*** Provided passage ***

        Honestly, I don't think Pistol squats are worth it. I can do them fine but I think they're a miserable exercise that requires more mobility than strength for most people. Most strong legged dudes I know who hit the squat rack can't do a pistol squat, but me, who works legs only once a week doing bodyweight stuff can.

        I've just gone backwards in the progressions so I just do Bulgarian split squats, progressively overloading (making heavier) the dumbbell weights I'm holding. Finding it much more effective and achievable.

  • comi [he/him]
    ·
    3 years ago

    Lift your legs while hanging (for core strength), then you can do it together with pull ups, but don’t go immediately at it

    • blight [he/him]
      ·
      3 years ago

      For a dialectical workout you should alternate push-ups with pull-ups.

  • Michel_FouBro [none/use name]
    ·
    3 years ago

    r/bodyweightfitness is a good resource.

    i've used rings on my bar pretty effectively. for lower body, i invested in a heavy kettlebell; already paying big core dividends, along with maintaining strength in hammys, hips.

  • FidelCashflow [he/him]
    ·
    edit-2
    3 years ago

    If you are looking for similar low investment stuff. I would think farmer's carry, atlas stone, or kettle bell. I used to work at a boring job and I wouls occasionally pick up some maintenance equipment and set it back down just for that kinda low effort workout vibes.

    Basically anything you have around the house could be imrpvised into a tool.

    If you have nature nearby you probably have rocks big enough to pick up and carry about. Picking up a big rock and walking around carrying it is a strongman classic.

    Kettle bells are cheap and you can do pretty much any gym type exercise with them and they stow into a very limited space easily. So if you sre serious you could do a "starting strength" program with some cheap kettlebells and not be out much of any storage space

  • OllieMendes [he/him,any]
    ·
    3 years ago

    Imma be real for a second there I thought you were admitting to a ABDL fetish.
*** End of Provided passage ***
What is expected - Rewrite the part of the workout thread that opens with the words "r/bodyweightfitness is a" and closes with "a strongman classic.", substituting "sandbag" for "kettlebell". The entries that come next are taken from a different source.
*** Raw data ***
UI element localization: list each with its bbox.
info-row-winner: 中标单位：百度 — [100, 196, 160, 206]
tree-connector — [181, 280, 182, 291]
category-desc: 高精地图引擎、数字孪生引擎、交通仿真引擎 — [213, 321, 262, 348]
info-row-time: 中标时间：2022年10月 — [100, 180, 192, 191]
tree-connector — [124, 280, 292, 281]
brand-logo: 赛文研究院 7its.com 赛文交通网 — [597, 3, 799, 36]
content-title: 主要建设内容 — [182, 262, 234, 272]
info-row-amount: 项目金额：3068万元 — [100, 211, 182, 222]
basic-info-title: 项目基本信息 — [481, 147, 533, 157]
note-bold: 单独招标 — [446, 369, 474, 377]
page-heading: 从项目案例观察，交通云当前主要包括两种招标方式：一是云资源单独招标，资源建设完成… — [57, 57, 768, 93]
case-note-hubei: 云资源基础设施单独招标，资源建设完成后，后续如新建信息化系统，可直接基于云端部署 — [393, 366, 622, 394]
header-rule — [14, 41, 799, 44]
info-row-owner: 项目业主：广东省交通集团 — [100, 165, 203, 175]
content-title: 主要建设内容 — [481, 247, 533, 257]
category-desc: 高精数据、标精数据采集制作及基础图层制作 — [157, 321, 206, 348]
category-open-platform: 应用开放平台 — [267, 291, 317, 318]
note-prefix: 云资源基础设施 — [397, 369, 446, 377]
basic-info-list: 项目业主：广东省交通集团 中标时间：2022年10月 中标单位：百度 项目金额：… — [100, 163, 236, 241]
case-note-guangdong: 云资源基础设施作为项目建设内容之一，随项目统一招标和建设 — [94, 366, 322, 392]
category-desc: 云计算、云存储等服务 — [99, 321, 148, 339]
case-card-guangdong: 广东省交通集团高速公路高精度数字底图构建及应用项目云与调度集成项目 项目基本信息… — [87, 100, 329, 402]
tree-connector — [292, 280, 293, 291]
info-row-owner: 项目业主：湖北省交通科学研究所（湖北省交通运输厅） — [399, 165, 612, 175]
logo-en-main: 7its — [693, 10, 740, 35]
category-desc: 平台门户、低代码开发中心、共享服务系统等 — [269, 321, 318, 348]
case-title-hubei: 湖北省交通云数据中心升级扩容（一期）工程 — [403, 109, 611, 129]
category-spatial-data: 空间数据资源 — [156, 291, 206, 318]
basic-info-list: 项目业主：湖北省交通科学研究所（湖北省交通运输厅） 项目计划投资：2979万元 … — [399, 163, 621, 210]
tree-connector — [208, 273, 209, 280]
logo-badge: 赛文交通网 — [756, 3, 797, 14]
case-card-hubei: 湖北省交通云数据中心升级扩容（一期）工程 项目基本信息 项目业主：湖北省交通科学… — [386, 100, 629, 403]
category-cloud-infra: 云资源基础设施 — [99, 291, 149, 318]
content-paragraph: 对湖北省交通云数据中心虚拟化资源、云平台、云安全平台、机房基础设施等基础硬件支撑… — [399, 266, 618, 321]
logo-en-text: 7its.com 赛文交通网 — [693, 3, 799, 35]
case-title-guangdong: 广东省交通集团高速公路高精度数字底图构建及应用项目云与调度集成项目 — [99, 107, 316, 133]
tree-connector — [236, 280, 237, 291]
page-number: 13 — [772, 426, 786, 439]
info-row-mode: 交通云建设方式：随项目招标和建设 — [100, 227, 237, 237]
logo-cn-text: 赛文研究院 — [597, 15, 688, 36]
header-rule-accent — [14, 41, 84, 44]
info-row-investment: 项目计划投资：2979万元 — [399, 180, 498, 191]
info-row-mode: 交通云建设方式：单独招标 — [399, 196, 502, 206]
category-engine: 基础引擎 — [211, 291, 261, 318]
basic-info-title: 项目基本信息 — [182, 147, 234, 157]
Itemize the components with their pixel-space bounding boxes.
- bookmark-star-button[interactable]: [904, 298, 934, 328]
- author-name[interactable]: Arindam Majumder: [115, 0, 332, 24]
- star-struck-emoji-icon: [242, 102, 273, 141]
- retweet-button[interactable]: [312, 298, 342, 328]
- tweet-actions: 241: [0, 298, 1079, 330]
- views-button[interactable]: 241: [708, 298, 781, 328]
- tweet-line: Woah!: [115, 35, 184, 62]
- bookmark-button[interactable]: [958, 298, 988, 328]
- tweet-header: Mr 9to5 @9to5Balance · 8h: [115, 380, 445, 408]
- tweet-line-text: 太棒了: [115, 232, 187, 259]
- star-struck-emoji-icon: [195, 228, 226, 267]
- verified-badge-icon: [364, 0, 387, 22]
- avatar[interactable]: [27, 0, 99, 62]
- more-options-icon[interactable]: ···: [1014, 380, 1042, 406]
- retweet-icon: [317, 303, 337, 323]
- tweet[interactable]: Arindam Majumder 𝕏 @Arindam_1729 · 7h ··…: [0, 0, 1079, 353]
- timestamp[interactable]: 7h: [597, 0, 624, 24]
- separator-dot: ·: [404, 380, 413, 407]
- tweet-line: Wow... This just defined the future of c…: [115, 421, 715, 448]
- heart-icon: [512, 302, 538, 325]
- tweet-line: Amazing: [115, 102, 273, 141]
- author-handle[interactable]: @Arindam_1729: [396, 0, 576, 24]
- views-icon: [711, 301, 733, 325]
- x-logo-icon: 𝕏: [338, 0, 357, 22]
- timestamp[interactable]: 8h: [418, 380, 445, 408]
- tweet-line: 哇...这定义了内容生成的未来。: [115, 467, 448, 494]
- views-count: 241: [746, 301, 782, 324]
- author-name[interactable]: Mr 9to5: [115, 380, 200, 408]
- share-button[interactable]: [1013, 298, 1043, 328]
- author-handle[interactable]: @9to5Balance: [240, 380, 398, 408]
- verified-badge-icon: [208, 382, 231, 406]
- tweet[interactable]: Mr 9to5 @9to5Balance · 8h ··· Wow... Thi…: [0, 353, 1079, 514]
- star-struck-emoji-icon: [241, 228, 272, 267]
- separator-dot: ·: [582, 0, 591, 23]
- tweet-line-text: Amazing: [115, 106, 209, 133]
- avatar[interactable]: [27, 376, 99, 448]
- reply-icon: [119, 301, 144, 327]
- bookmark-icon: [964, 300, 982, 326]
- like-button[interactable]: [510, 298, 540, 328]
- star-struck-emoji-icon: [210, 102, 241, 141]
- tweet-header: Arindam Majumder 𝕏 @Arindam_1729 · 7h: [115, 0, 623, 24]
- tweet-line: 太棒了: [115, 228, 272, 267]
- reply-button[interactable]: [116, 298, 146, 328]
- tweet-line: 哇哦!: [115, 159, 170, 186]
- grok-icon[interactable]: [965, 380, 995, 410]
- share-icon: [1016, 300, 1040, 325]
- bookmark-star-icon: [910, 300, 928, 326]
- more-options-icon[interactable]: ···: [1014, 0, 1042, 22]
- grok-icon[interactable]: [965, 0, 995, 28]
*** End of Raw data ***
Result for this exercise -
r/bodyweightfitness is a good resource.

    i've used rings on my bar pretty effectively. for lower body, i invested in a heavy sandbag; already paying big core dividends, along with maintaining strength in hammys, hips.

  • FidelCashflow [he/him]
    ·
    edit-2
    3 years ago

    If you are looking for similar low investment stuff. I would think farmer's carry, atlas stone, or kettle bell. I used to work at a boring job and I wouls occasionally pick up some maintenance equipment and set it back down just for that kinda low effort workout vibes.

    Basically anything you have around the house could be imrpvised into a tool.

    If you have nature nearby you probably have rocks big enough to pick up and carry about. Picking up a big rock and walking around carrying it is a strongman classic.